* Entries from a dataset *
==============================
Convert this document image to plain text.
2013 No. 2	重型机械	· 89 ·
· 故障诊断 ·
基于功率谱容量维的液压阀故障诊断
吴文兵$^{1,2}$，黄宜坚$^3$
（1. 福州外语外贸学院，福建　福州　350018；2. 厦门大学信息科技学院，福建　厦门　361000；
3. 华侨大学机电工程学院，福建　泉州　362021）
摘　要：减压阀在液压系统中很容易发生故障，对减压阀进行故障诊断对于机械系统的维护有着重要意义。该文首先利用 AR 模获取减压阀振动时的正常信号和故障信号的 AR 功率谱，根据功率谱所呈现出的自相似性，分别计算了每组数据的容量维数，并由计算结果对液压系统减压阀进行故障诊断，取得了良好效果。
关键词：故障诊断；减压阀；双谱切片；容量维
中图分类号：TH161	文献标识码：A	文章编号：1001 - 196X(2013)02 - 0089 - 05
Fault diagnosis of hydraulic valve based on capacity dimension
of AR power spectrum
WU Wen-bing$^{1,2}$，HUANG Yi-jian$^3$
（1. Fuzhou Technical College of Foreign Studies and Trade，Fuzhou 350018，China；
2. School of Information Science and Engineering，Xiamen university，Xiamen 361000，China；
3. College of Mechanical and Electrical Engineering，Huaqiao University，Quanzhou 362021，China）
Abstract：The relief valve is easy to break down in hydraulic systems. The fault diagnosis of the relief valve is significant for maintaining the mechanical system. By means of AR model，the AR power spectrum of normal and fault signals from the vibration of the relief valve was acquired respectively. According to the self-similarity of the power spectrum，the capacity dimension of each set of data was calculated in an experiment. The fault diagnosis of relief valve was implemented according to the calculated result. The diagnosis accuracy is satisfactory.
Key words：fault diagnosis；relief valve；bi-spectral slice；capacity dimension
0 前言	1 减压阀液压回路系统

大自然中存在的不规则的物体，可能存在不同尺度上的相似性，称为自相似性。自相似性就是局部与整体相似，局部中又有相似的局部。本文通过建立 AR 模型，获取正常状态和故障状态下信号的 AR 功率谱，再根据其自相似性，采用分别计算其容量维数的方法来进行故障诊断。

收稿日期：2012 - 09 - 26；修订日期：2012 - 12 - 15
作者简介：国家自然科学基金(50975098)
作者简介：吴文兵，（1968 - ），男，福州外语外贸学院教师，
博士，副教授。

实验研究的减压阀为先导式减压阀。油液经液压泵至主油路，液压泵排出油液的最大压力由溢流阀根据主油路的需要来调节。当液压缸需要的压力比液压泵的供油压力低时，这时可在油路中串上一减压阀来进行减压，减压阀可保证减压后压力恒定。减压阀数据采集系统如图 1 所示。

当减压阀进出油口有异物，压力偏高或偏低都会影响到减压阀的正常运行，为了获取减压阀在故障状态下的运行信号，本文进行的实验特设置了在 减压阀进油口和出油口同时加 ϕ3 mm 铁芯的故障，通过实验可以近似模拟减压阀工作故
==============================
* THE REQUEST *
Tally the lines of the data that hold the string "hydraulic". Answer with the number and nothing more.

* REPLY *
2